* _Requirements_: Pictures stay out of your copy, but everything else in the records below must be repeated exactly.

▼

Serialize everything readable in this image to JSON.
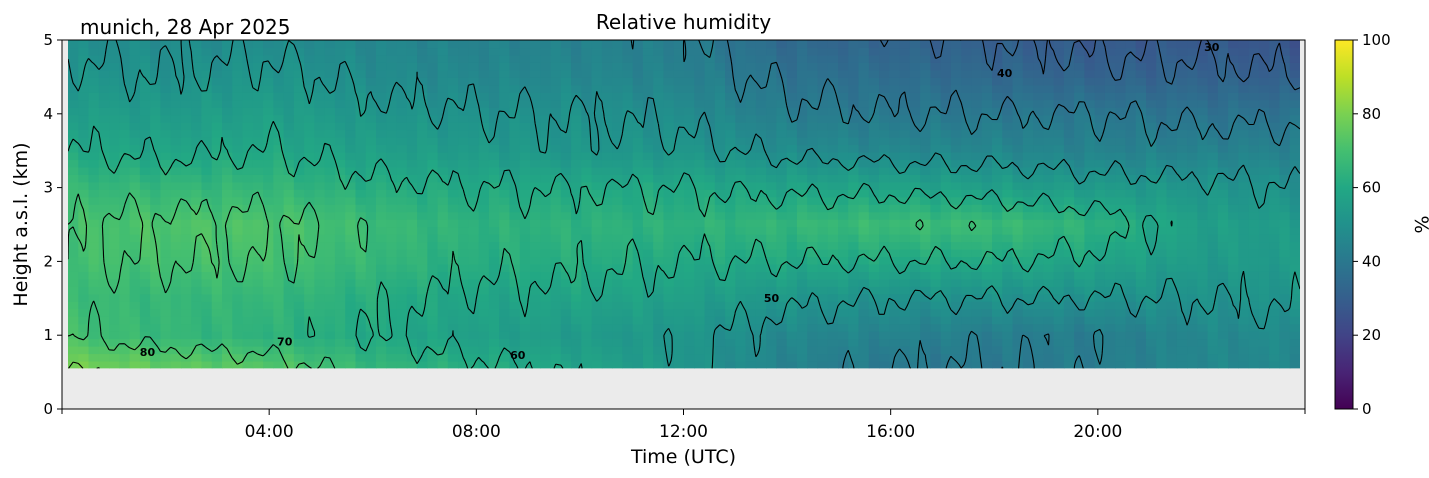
{
  "chart_data": {
    "type": "heatmap",
    "title": "Relative humidity",
    "subtitle": "munich, 28 Apr 2025",
    "xlabel": "Time (UTC)",
    "ylabel": "Height a.s.l. (km)",
    "xlim_hours": [
      0,
      24
    ],
    "ylim_km": [
      0,
      5
    ],
    "x_ticks": [
      {
        "value": 4,
        "label": "04:00"
      },
      {
        "value": 8,
        "label": "08:00"
      },
      {
        "value": 12,
        "label": "12:00"
      },
      {
        "value": 16,
        "label": "16:00"
      },
      {
        "value": 20,
        "label": "20:00"
      }
    ],
    "y_ticks": [
      {
        "value": 0,
        "label": "0"
      },
      {
        "value": 1,
        "label": "1"
      },
      {
        "value": 2,
        "label": "2"
      },
      {
        "value": 3,
        "label": "3"
      },
      {
        "value": 4,
        "label": "4"
      },
      {
        "value": 5,
        "label": "5"
      }
    ],
    "data_bottom_km": 0.55,
    "no_data_color": "#ebebeb",
    "colormap": "viridis",
    "colorbar": {
      "label": "%",
      "range": [
        0,
        100
      ],
      "ticks": [
        {
          "value": 0,
          "label": "0"
        },
        {
          "value": 20,
          "label": "20"
        },
        {
          "value": 40,
          "label": "40"
        },
        {
          "value": 60,
          "label": "60"
        },
        {
          "value": 80,
          "label": "80"
        },
        {
          "value": 100,
          "label": "100"
        }
      ]
    },
    "times_hours": [
      0,
      2,
      4,
      6,
      8,
      10,
      12,
      14,
      16,
      18,
      20,
      22,
      24
    ],
    "heights_km": [
      0.55,
      1.0,
      1.5,
      2.0,
      2.5,
      3.0,
      3.5,
      4.0,
      4.5,
      5.0
    ],
    "rh_percent": [
      [
        80,
        76,
        74,
        66,
        62,
        58,
        52,
        44,
        40,
        40,
        42,
        46,
        46
      ],
      [
        70,
        66,
        64,
        60,
        56,
        54,
        52,
        46,
        44,
        42,
        42,
        46,
        48
      ],
      [
        68,
        66,
        66,
        62,
        58,
        58,
        56,
        52,
        50,
        50,
        50,
        50,
        52
      ],
      [
        70,
        70,
        70,
        66,
        62,
        62,
        60,
        60,
        60,
        60,
        58,
        54,
        54
      ],
      [
        70,
        72,
        72,
        68,
        64,
        64,
        64,
        66,
        68,
        68,
        64,
        56,
        54
      ],
      [
        66,
        66,
        66,
        62,
        60,
        60,
        60,
        58,
        58,
        56,
        54,
        52,
        50
      ],
      [
        60,
        58,
        60,
        56,
        54,
        52,
        52,
        48,
        46,
        46,
        44,
        44,
        44
      ],
      [
        56,
        54,
        56,
        52,
        50,
        50,
        48,
        42,
        40,
        40,
        40,
        38,
        38
      ],
      [
        52,
        50,
        52,
        48,
        46,
        46,
        44,
        38,
        36,
        34,
        32,
        32,
        30
      ],
      [
        48,
        48,
        48,
        46,
        44,
        44,
        42,
        34,
        32,
        30,
        28,
        28,
        26
      ]
    ],
    "contour_labels": [
      {
        "text": "80",
        "t": 1.65,
        "h": 0.72
      },
      {
        "text": "70",
        "t": 4.3,
        "h": 0.86
      },
      {
        "text": "60",
        "t": 8.8,
        "h": 0.68
      },
      {
        "text": "50",
        "t": 13.7,
        "h": 1.45
      },
      {
        "text": "40",
        "t": 18.2,
        "h": 4.5
      },
      {
        "text": "30",
        "t": 22.2,
        "h": 4.85
      }
    ]
  }
}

▲

* _Answer_:
Serialize everything readable in this image to JSON.
{
  "chart_data": {
    "type": "heatmap",
    "title": "Relative humidity",
    "subtitle": "munich, 28 Apr 2025",
    "xlabel": "Time (UTC)",
    "ylabel": "Height a.s.l. (km)",
    "xlim_hours": [
      0,
      24
    ],
    "ylim_km": [
      0,
      5
    ],
    "x_ticks": [
      {
        "value": 4,
        "label": "04:00"
      },
      {
        "value": 8,
        "label": "08:00"
      },
      {
        "value": 12,
        "label": "12:00"
      },
      {
        "value": 16,
        "label": "16:00"
      },
      {
        "value": 20,
        "label": "20:00"
      }
    ],
    "y_ticks": [
      {
        "value": 0,
        "label": "0"
      },
      {
        "value": 1,
        "label": "1"
      },
      {
        "value": 2,
        "label": "2"
      },
      {
        "value": 3,
        "label": "3"
      },
      {
        "value": 4,
        "label": "4"
      },
      {
        "value": 5,
        "label": "5"
      }
    ],
    "data_bottom_km": 0.55,
    "no_data_color": "#ebebeb",
    "colormap": "viridis",
    "colorbar": {
      "label": "%",
      "range": [
        0,
        100
      ],
      "ticks": [
        {
          "value": 0,
          "label": "0"
        },
        {
          "value": 20,
          "label": "20"
        },
        {
          "value": 40,
          "label": "40"
        },
        {
          "value": 60,
          "label": "60"
        },
        {
          "value": 80,
          "label": "80"
        },
        {
          "value": 100,
          "label": "100"
        }
      ]
    },
    "times_hours": [
      0,
      2,
      4,
      6,
      8,
      10,
      12,
      14,
      16,
      18,
      20,
      22,
      24
    ],
    "heights_km": [
      0.55,
      1.0,
      1.5,
      2.0,
      2.5,
      3.0,
      3.5,
      4.0,
      4.5,
      5.0
    ],
    "rh_percent": [
      [
        80,
        76,
        74,
        66,
        62,
        58,
        52,
        44,
        40,
        40,
        42,
        46,
        46
      ],
      [
        70,
        66,
        64,
        60,
        56,
        54,
        52,
        46,
        44,
        42,
        42,
        46,
        48
      ],
      [
        68,
        66,
        66,
        62,
        58,
        58,
        56,
        52,
        50,
        50,
        50,
        50,
        52
      ],
      [
        70,
        70,
        70,
        66,
        62,
        62,
        60,
        60,
        60,
        60,
        58,
        54,
        54
      ],
      [
        70,
        72,
        72,
        68,
        64,
        64,
        64,
        66,
        68,
        68,
        64,
        56,
        54
      ],
      [
        66,
        66,
        66,
        62,
        60,
        60,
        60,
        58,
        58,
        56,
        54,
        52,
        50
      ],
      [
        60,
        58,
        60,
        56,
        54,
        52,
        52,
        48,
        46,
        46,
        44,
        44,
        44
      ],
      [
        56,
        54,
        56,
        52,
        50,
        50,
        48,
        42,
        40,
        40,
        40,
        38,
        38
      ],
      [
        52,
        50,
        52,
        48,
        46,
        46,
        44,
        38,
        36,
        34,
        32,
        32,
        30
      ],
      [
        48,
        48,
        48,
        46,
        44,
        44,
        42,
        34,
        32,
        30,
        28,
        28,
        26
      ]
    ],
    "contour_labels": [
      {
        "text": "80",
        "t": 1.65,
        "h": 0.72
      },
      {
        "text": "70",
        "t": 4.3,
        "h": 0.86
      },
      {
        "text": "60",
        "t": 8.8,
        "h": 0.68
      },
      {
        "text": "50",
        "t": 13.7,
        "h": 1.45
      },
      {
        "text": "40",
        "t": 18.2,
        "h": 4.5
      },
      {
        "text": "30",
        "t": 22.2,
        "h": 4.85
      }
    ]
  }
}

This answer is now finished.